Task objective »
Using the records provided below, locate and copy each line that contains the word "name".

[Entries with figure data]

_ _ _ _ _ _ _

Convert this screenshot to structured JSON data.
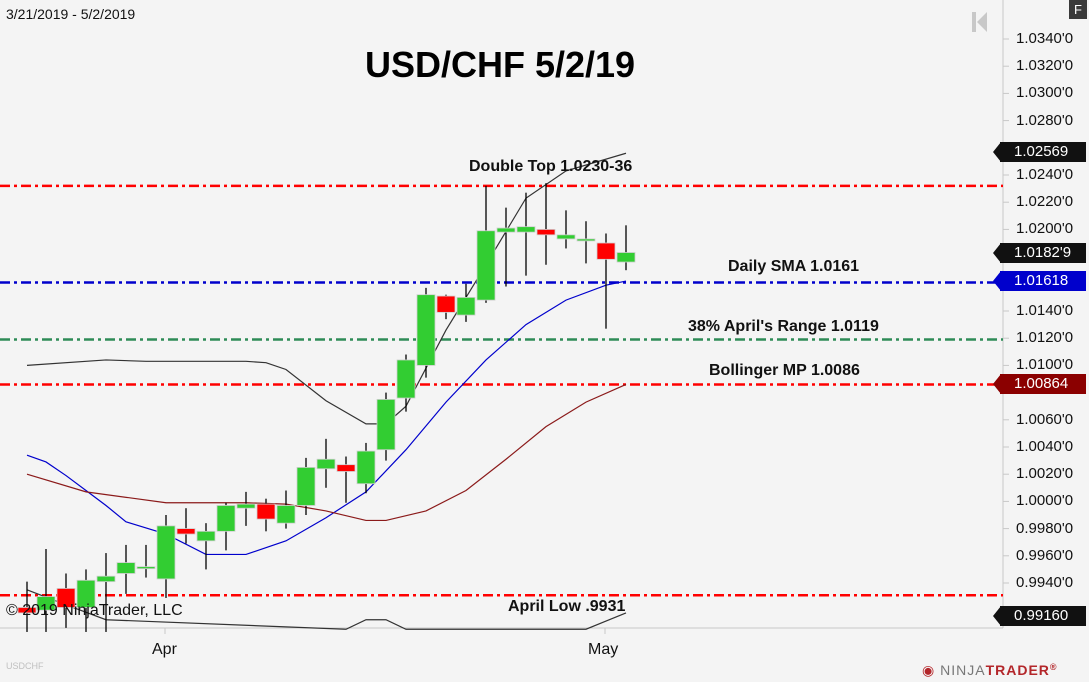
{
  "header": {
    "date_range": "3/21/2019 - 5/2/2019",
    "title": "USD/CHF 5/2/19",
    "f_button": "F"
  },
  "footer": {
    "copyright": "© 2019 NinjaTrader, LLC",
    "symbol": "USDCHF",
    "logo_ninja": "NINJA",
    "logo_trader": "TRADER",
    "logo_mark": "®"
  },
  "colors": {
    "background": "#f4f4f4",
    "up_candle": "#32cd32",
    "down_candle": "#ff0000",
    "sma_line": "#0000cc",
    "bollinger_upper": "#333333",
    "bollinger_mid": "#8b1a1a",
    "resistance": "#ff0000",
    "sma_level": "#0000cc",
    "fib_level": "#2e8b57"
  },
  "chart_data": {
    "type": "candlestick",
    "title": "USD/CHF 5/2/19",
    "subtitle": "3/21/2019 - 5/2/2019",
    "xlabel": "",
    "ylabel": "",
    "x_tick_labels": [
      "Apr",
      "May"
    ],
    "y_tick_labels": [
      "1.0340'0",
      "1.0320'0",
      "1.0300'0",
      "1.0280'0",
      "1.0240'0",
      "1.0220'0",
      "1.0200'0",
      "1.0140'0",
      "1.0120'0",
      "1.0100'0",
      "1.0060'0",
      "1.0040'0",
      "1.0020'0",
      "1.0000'0",
      "0.9980'0",
      "0.9960'0",
      "0.9940'0"
    ],
    "ylim": [
      0.9905,
      1.0355
    ],
    "grid": false,
    "price_tags": [
      {
        "label": "1.02569",
        "value": 1.02569,
        "color": "#111111"
      },
      {
        "label": "1.0182'9",
        "value": 1.01829,
        "color": "#111111"
      },
      {
        "label": "1.01618",
        "value": 1.01618,
        "color": "#0000cc"
      },
      {
        "label": "1.00864",
        "value": 1.00864,
        "color": "#8b0000"
      },
      {
        "label": "0.99160",
        "value": 0.9916,
        "color": "#111111"
      }
    ],
    "horizontal_lines": [
      {
        "label": "Double Top 1.0230-36",
        "value": 1.0232,
        "color": "#ff0000"
      },
      {
        "label": "Daily SMA 1.0161",
        "value": 1.0161,
        "color": "#0000cc"
      },
      {
        "label": "38% April's Range 1.0119",
        "value": 1.0119,
        "color": "#2e8b57"
      },
      {
        "label": "Bollinger MP 1.0086",
        "value": 1.0086,
        "color": "#ff0000"
      },
      {
        "label": "April Low .9931",
        "value": 0.9931,
        "color": "#ff0000"
      }
    ],
    "candles": [
      {
        "x": 27,
        "o": 0.9922,
        "h": 0.9941,
        "l": 0.9904,
        "c": 0.9918
      },
      {
        "x": 46,
        "o": 0.992,
        "h": 0.9965,
        "l": 0.9904,
        "c": 0.993
      },
      {
        "x": 66,
        "o": 0.9936,
        "h": 0.9947,
        "l": 0.9907,
        "c": 0.9922
      },
      {
        "x": 86,
        "o": 0.9922,
        "h": 0.995,
        "l": 0.9904,
        "c": 0.9942
      },
      {
        "x": 106,
        "o": 0.9941,
        "h": 0.9962,
        "l": 0.9904,
        "c": 0.9945
      },
      {
        "x": 126,
        "o": 0.9947,
        "h": 0.9968,
        "l": 0.9932,
        "c": 0.9955
      },
      {
        "x": 146,
        "o": 0.9952,
        "h": 0.9968,
        "l": 0.9944,
        "c": 0.9952
      },
      {
        "x": 166,
        "o": 0.9943,
        "h": 0.999,
        "l": 0.9929,
        "c": 0.9982
      },
      {
        "x": 186,
        "o": 0.998,
        "h": 0.9995,
        "l": 0.9969,
        "c": 0.9976
      },
      {
        "x": 206,
        "o": 0.9971,
        "h": 0.9984,
        "l": 0.995,
        "c": 0.9978
      },
      {
        "x": 226,
        "o": 0.9978,
        "h": 0.9999,
        "l": 0.9964,
        "c": 0.9997
      },
      {
        "x": 246,
        "o": 0.9995,
        "h": 1.0007,
        "l": 0.9982,
        "c": 0.9998
      },
      {
        "x": 266,
        "o": 0.9998,
        "h": 1.0002,
        "l": 0.9978,
        "c": 0.9987
      },
      {
        "x": 286,
        "o": 0.9984,
        "h": 1.0008,
        "l": 0.998,
        "c": 0.9997
      },
      {
        "x": 306,
        "o": 0.9997,
        "h": 1.0032,
        "l": 0.999,
        "c": 1.0025
      },
      {
        "x": 326,
        "o": 1.0024,
        "h": 1.0046,
        "l": 1.001,
        "c": 1.0031
      },
      {
        "x": 346,
        "o": 1.0027,
        "h": 1.0033,
        "l": 0.9999,
        "c": 1.0022
      },
      {
        "x": 366,
        "o": 1.0013,
        "h": 1.0043,
        "l": 1.0006,
        "c": 1.0037
      },
      {
        "x": 386,
        "o": 1.0038,
        "h": 1.008,
        "l": 1.003,
        "c": 1.0075
      },
      {
        "x": 406,
        "o": 1.0076,
        "h": 1.0108,
        "l": 1.0066,
        "c": 1.0104
      },
      {
        "x": 426,
        "o": 1.01,
        "h": 1.0157,
        "l": 1.0091,
        "c": 1.0152
      },
      {
        "x": 446,
        "o": 1.0151,
        "h": 1.0152,
        "l": 1.0134,
        "c": 1.0139
      },
      {
        "x": 466,
        "o": 1.0137,
        "h": 1.016,
        "l": 1.0132,
        "c": 1.015
      },
      {
        "x": 486,
        "o": 1.0148,
        "h": 1.0232,
        "l": 1.0146,
        "c": 1.0199
      },
      {
        "x": 506,
        "o": 1.0198,
        "h": 1.0216,
        "l": 1.0158,
        "c": 1.0201
      },
      {
        "x": 526,
        "o": 1.0198,
        "h": 1.0227,
        "l": 1.0166,
        "c": 1.0202
      },
      {
        "x": 546,
        "o": 1.02,
        "h": 1.0234,
        "l": 1.0174,
        "c": 1.0196
      },
      {
        "x": 566,
        "o": 1.0193,
        "h": 1.0214,
        "l": 1.0186,
        "c": 1.0196
      },
      {
        "x": 586,
        "o": 1.0193,
        "h": 1.0206,
        "l": 1.0175,
        "c": 1.0193
      },
      {
        "x": 606,
        "o": 1.019,
        "h": 1.0197,
        "l": 1.0127,
        "c": 1.0178
      },
      {
        "x": 626,
        "o": 1.0176,
        "h": 1.0203,
        "l": 1.017,
        "c": 1.0183
      }
    ],
    "series": [
      {
        "name": "Bollinger Upper",
        "color": "#333333",
        "points": [
          [
            27,
            1.01
          ],
          [
            106,
            1.0104
          ],
          [
            146,
            1.0103
          ],
          [
            246,
            1.0103
          ],
          [
            266,
            1.0102
          ],
          [
            286,
            1.0097
          ],
          [
            326,
            1.0074
          ],
          [
            366,
            1.0057
          ],
          [
            386,
            1.0057
          ],
          [
            406,
            1.007
          ],
          [
            446,
            1.0126
          ],
          [
            486,
            1.0174
          ],
          [
            526,
            1.0223
          ],
          [
            566,
            1.0243
          ],
          [
            626,
            1.0256
          ]
        ]
      },
      {
        "name": "SMA",
        "color": "#0000cc",
        "points": [
          [
            27,
            1.0034
          ],
          [
            46,
            1.0029
          ],
          [
            66,
            1.0019
          ],
          [
            86,
            1.0008
          ],
          [
            106,
            0.9997
          ],
          [
            126,
            0.9985
          ],
          [
            166,
            0.9976
          ],
          [
            206,
            0.9961
          ],
          [
            246,
            0.9961
          ],
          [
            286,
            0.9971
          ],
          [
            326,
            0.9988
          ],
          [
            366,
            1.0007
          ],
          [
            406,
            1.0038
          ],
          [
            446,
            1.0073
          ],
          [
            486,
            1.0104
          ],
          [
            526,
            1.013
          ],
          [
            566,
            1.0148
          ],
          [
            606,
            1.0159
          ],
          [
            626,
            1.0162
          ]
        ]
      },
      {
        "name": "Bollinger MP",
        "color": "#8b1a1a",
        "points": [
          [
            27,
            1.002
          ],
          [
            86,
            1.0007
          ],
          [
            166,
            0.9999
          ],
          [
            246,
            0.9999
          ],
          [
            286,
            0.9998
          ],
          [
            326,
            0.9993
          ],
          [
            366,
            0.9986
          ],
          [
            386,
            0.9986
          ],
          [
            426,
            0.9993
          ],
          [
            466,
            1.0008
          ],
          [
            506,
            1.0031
          ],
          [
            546,
            1.0055
          ],
          [
            586,
            1.0073
          ],
          [
            626,
            1.0086
          ]
        ]
      },
      {
        "name": "Bollinger Lower",
        "color": "#333333",
        "points": [
          [
            27,
            0.9935
          ],
          [
            66,
            0.9924
          ],
          [
            106,
            0.9913
          ],
          [
            346,
            0.9906
          ],
          [
            366,
            0.9913
          ],
          [
            386,
            0.9913
          ],
          [
            406,
            0.9906
          ],
          [
            586,
            0.9906
          ],
          [
            606,
            0.9912
          ],
          [
            626,
            0.9918
          ]
        ]
      }
    ]
  }
}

_ _ _ _ _ _ _

Written solution »
        "name": "Bollinger Upper",
        "name": "SMA",
        "name": "Bollinger MP",
        "name": "Bollinger Lower",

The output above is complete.